• _BRIEF_
Among the entries below, count the lines that contain the word "Salinity". Write down only the total.

— START GIVEN DATA —

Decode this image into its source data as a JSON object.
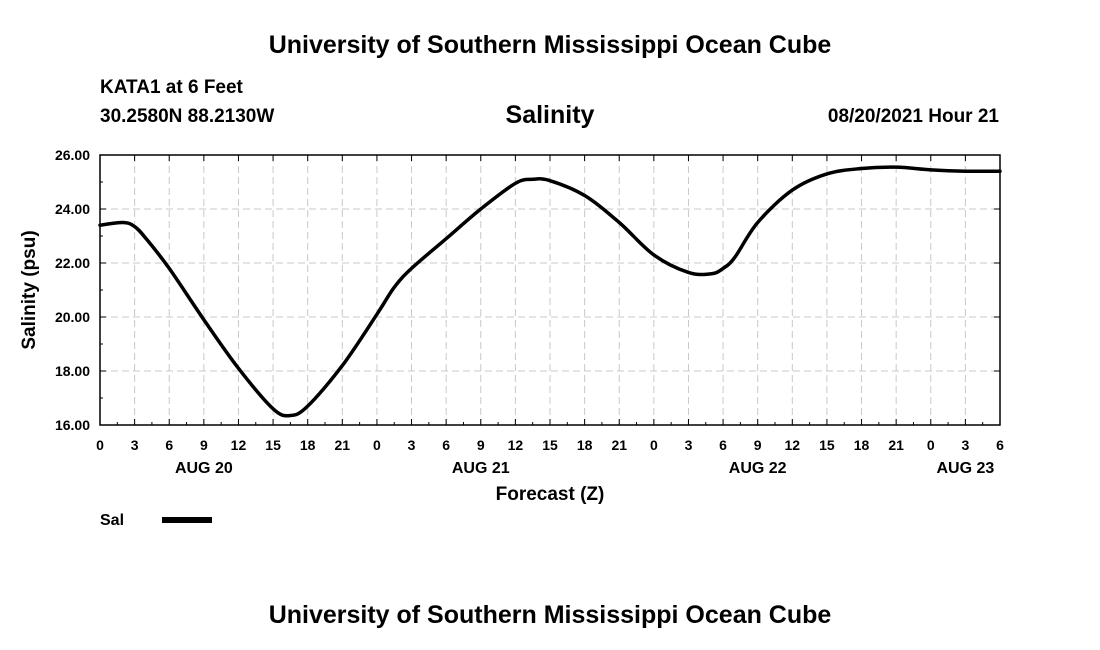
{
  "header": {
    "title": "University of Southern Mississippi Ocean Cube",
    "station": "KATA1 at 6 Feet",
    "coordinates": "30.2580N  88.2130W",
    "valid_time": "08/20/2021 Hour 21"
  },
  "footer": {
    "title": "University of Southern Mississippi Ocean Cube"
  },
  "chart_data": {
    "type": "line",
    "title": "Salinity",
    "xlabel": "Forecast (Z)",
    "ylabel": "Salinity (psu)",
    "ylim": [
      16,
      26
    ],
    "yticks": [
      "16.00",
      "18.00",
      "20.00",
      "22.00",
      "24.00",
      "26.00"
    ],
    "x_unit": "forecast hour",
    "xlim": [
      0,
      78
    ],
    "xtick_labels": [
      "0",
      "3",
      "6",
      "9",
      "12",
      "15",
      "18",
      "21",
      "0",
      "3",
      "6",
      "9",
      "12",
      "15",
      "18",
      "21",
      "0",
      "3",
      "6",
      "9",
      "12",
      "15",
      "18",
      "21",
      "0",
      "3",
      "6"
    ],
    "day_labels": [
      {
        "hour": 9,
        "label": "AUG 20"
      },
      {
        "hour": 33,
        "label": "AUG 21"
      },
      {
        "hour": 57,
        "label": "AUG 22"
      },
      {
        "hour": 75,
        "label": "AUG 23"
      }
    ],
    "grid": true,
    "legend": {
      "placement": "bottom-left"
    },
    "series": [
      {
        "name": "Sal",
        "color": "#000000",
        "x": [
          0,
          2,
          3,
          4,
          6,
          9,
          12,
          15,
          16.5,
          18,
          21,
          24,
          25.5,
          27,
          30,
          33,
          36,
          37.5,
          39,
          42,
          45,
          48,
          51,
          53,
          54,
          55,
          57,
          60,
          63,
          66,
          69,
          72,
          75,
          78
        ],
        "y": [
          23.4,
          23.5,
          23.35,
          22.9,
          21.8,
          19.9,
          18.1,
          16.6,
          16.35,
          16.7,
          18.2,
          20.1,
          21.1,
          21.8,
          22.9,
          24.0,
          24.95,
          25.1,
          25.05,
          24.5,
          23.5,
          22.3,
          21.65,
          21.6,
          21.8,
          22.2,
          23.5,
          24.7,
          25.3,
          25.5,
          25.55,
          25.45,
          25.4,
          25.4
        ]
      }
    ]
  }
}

— END GIVEN DATA —
— START GIVEN DATA —

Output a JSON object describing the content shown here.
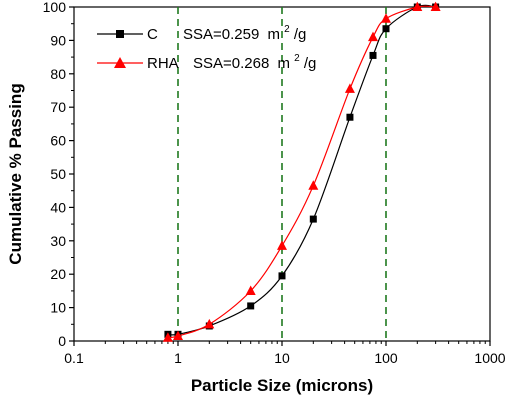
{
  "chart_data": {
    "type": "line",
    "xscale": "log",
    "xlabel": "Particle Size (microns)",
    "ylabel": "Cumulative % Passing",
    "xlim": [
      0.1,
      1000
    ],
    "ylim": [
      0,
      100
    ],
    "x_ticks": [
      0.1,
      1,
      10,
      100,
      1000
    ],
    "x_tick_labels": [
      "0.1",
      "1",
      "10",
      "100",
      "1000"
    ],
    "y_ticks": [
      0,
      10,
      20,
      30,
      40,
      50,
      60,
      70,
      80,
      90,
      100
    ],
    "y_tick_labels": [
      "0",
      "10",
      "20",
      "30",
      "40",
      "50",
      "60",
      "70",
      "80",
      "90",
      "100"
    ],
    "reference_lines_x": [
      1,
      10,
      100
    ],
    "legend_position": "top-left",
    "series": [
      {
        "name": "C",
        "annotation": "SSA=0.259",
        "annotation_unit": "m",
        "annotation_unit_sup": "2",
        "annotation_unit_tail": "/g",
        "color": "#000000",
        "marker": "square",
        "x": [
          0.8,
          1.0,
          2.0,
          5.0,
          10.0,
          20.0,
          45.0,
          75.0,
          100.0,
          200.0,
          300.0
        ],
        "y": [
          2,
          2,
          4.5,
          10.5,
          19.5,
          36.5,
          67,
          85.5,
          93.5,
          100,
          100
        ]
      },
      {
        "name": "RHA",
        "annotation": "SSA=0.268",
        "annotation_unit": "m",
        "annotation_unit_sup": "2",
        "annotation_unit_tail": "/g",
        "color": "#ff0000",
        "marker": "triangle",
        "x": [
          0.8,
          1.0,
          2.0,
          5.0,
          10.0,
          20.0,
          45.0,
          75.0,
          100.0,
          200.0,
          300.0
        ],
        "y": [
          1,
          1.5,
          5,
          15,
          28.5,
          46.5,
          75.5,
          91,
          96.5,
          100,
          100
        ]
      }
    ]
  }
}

— END GIVEN DATA —

• _RESPONSE BELOW_
2